Dataset items
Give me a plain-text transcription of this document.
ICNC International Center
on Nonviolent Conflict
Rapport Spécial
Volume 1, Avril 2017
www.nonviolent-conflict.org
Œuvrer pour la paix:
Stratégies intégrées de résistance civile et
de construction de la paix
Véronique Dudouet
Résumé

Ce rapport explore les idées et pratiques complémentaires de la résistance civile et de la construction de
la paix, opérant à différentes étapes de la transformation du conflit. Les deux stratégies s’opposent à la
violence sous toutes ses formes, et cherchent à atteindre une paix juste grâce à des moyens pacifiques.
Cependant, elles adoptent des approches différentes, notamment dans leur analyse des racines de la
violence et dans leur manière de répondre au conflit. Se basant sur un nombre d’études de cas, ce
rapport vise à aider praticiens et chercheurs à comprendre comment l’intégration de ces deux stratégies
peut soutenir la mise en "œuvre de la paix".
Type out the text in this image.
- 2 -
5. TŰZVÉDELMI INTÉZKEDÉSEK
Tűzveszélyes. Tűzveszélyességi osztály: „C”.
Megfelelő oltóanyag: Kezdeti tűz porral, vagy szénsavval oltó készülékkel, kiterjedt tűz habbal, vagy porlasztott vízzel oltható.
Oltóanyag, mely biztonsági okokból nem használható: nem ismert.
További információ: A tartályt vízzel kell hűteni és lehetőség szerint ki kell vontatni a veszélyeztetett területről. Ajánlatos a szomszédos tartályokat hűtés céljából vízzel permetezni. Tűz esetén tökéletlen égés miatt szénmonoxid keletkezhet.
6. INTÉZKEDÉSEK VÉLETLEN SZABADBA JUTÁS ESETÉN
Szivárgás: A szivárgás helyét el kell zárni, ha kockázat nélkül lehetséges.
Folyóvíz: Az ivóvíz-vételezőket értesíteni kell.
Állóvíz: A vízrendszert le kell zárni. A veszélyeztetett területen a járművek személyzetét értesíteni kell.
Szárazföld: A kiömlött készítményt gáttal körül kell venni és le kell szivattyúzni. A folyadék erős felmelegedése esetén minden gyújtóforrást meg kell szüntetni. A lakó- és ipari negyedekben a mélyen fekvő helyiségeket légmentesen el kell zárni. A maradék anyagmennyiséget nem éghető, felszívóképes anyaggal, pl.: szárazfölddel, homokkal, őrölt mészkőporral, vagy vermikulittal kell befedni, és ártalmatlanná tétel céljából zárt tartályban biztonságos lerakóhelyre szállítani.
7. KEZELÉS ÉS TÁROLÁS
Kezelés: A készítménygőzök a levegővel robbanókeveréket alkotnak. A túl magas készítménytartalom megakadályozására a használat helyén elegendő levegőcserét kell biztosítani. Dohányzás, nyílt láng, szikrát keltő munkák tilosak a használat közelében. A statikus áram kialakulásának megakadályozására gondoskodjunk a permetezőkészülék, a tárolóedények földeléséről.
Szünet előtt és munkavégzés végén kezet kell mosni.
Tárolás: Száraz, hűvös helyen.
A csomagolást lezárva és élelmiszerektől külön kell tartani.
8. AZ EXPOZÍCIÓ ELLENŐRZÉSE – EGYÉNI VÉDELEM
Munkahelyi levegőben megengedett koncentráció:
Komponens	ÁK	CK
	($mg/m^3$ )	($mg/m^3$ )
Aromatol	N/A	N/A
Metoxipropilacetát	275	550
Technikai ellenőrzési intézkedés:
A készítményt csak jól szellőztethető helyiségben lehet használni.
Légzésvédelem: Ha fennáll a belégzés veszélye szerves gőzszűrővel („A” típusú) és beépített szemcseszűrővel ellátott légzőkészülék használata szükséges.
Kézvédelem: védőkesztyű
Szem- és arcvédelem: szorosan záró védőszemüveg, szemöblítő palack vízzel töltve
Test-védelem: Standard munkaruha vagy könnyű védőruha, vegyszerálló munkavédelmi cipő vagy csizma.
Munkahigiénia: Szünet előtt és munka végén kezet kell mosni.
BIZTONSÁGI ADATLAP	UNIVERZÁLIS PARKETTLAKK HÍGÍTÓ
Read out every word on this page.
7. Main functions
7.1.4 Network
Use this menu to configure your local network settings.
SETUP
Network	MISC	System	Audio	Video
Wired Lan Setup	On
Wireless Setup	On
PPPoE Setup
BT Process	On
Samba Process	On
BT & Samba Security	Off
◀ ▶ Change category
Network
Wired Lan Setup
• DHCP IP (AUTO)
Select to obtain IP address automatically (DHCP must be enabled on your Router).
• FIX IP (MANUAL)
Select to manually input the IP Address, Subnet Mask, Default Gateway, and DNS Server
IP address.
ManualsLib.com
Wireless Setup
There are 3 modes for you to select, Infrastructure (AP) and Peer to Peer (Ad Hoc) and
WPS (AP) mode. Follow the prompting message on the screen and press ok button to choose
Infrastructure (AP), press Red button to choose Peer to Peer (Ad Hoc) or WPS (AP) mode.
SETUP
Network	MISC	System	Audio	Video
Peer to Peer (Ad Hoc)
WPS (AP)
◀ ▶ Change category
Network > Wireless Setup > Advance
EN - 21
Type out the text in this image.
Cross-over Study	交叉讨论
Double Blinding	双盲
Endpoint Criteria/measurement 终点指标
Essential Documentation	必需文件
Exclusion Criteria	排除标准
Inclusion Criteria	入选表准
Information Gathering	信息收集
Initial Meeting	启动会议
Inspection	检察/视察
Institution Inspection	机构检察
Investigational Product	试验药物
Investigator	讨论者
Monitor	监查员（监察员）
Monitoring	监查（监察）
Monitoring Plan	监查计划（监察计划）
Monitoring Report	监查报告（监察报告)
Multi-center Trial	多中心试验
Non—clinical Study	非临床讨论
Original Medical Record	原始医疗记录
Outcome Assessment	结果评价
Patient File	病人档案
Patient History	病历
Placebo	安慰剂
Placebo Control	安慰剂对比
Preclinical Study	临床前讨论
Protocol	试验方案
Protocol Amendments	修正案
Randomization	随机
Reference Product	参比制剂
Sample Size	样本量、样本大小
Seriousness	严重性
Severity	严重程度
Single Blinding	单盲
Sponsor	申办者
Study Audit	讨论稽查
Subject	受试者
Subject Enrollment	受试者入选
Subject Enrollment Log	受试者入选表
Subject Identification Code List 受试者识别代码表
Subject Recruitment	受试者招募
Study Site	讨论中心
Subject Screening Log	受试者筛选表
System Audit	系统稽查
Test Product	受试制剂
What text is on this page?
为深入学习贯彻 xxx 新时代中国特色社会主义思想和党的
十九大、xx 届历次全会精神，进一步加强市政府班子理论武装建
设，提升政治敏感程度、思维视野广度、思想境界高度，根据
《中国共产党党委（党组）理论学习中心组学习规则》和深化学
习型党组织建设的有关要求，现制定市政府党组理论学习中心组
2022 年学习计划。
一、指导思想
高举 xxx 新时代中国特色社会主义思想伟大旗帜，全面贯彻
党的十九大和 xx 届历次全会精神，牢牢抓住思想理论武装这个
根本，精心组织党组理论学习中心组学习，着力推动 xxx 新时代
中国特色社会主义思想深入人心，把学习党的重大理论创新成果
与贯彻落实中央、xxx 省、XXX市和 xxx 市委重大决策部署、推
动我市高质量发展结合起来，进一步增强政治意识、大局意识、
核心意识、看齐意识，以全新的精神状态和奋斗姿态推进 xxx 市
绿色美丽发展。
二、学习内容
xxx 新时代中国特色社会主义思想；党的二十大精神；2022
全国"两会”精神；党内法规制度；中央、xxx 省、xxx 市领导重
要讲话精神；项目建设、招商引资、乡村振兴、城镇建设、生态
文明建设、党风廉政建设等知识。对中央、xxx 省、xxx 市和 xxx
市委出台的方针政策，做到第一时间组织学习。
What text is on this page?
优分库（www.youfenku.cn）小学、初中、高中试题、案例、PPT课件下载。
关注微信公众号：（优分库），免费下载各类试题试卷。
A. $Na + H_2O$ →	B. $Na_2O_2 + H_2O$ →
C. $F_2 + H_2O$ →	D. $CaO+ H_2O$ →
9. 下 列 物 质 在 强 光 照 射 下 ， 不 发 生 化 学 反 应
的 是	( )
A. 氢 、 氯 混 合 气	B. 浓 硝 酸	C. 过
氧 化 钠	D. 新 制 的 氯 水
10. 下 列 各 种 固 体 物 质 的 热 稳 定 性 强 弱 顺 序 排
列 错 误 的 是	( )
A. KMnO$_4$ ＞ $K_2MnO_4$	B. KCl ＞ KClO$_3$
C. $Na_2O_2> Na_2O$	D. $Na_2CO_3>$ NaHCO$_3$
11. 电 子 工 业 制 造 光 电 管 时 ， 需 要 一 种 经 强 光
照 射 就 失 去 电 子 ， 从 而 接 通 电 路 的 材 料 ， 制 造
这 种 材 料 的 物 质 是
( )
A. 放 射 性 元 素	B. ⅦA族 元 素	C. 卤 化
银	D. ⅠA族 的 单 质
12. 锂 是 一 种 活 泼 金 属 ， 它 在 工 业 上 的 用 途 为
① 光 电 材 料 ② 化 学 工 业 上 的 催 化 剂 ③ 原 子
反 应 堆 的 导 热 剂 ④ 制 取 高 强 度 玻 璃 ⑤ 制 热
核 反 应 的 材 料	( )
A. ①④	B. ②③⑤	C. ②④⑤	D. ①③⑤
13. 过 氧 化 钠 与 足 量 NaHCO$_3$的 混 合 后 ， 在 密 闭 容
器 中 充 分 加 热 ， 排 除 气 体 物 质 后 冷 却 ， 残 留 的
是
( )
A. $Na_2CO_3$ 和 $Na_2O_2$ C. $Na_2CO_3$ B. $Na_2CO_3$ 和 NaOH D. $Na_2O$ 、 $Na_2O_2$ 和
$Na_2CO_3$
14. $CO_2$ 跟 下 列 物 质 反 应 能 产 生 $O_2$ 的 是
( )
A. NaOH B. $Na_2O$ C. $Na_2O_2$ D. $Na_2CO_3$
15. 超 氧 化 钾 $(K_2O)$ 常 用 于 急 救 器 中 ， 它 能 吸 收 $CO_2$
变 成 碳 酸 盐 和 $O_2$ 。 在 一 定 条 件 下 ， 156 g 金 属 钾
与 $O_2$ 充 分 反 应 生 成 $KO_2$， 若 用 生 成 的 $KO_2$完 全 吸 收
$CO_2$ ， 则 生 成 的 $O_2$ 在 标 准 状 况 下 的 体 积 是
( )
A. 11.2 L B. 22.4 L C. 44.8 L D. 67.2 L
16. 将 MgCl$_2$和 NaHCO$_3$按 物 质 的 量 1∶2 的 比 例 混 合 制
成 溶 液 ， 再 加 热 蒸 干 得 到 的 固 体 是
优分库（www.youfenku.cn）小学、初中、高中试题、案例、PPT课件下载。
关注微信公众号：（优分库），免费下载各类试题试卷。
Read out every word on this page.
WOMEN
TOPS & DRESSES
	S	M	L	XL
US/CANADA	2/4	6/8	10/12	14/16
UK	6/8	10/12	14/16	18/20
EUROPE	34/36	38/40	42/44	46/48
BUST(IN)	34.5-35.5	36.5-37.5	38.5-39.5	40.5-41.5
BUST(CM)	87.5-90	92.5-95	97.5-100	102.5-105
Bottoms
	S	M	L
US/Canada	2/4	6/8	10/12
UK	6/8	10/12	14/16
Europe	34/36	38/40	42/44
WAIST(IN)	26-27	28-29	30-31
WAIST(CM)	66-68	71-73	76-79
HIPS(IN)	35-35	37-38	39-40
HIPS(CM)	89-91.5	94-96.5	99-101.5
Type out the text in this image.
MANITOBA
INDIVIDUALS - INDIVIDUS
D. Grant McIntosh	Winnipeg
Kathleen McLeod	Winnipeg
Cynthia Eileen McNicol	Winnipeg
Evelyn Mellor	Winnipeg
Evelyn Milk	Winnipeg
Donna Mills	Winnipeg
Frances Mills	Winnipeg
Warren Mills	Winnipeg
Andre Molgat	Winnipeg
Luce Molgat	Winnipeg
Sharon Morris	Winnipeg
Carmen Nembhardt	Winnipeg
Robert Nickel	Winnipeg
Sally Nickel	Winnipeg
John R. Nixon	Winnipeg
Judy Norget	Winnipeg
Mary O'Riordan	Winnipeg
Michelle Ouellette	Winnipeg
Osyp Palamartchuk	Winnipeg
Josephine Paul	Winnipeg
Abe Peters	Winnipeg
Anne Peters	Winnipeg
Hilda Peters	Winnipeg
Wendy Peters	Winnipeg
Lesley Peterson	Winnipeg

__WHAT THIS TASK INVOLVES__: Copy each line of the listing in which the word "DHCP" can be found.

__THE REPLY__:
• DHCP IP (AUTO)
Select to obtain IP address automatically (DHCP must be enabled on your Router).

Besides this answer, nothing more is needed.